Record excerpts >>
+ + + + + + +
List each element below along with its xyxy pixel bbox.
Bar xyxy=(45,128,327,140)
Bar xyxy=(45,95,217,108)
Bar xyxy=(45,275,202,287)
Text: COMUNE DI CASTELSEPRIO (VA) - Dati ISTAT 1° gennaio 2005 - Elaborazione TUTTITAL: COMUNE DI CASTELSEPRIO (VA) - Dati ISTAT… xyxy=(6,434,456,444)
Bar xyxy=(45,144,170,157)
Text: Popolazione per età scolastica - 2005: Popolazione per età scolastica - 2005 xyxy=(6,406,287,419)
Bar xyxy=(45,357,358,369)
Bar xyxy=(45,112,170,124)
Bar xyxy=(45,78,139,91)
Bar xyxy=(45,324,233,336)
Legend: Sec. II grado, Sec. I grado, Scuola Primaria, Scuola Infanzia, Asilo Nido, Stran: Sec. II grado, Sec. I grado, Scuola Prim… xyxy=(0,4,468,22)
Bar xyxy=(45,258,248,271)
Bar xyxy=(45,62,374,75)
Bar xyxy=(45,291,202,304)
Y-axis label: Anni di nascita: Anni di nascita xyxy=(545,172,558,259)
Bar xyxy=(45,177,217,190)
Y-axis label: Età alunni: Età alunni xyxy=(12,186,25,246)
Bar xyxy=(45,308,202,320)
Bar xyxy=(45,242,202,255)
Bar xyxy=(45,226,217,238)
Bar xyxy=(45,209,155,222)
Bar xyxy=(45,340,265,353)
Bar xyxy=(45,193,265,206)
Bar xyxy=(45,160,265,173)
+ + + + + + +
Short problem >> Write out, verbatim, the lines above from the first one through the line containing "Y-axis label: Anni", including both.

Solution to this problem >>
List each element below along with its xyxy pixel bbox.
Bar xyxy=(45,128,327,140)
Bar xyxy=(45,95,217,108)
Bar xyxy=(45,275,202,287)
Text: COMUNE DI CASTELSEPRIO (VA) - Dati ISTAT 1° gennaio 2005 - Elaborazione TUTTITAL: COMUNE DI CASTELSEPRIO (VA) - Dati ISTAT… xyxy=(6,434,456,444)
Bar xyxy=(45,144,170,157)
Text: Popolazione per età scolastica - 2005: Popolazione per età scolastica - 2005 xyxy=(6,406,287,419)
Bar xyxy=(45,357,358,369)
Bar xyxy=(45,112,170,124)
Bar xyxy=(45,78,139,91)
Bar xyxy=(45,324,233,336)
Legend: Sec. II grado, Sec. I grado, Scuola Primaria, Scuola Infanzia, Asilo Nido, Stran: Sec. II grado, Sec. I grado, Scuola Prim… xyxy=(0,4,468,22)
Bar xyxy=(45,258,248,271)
Bar xyxy=(45,62,374,75)
Bar xyxy=(45,291,202,304)
Y-axis label: Anni di nascita: Anni di nascita xyxy=(545,172,558,259)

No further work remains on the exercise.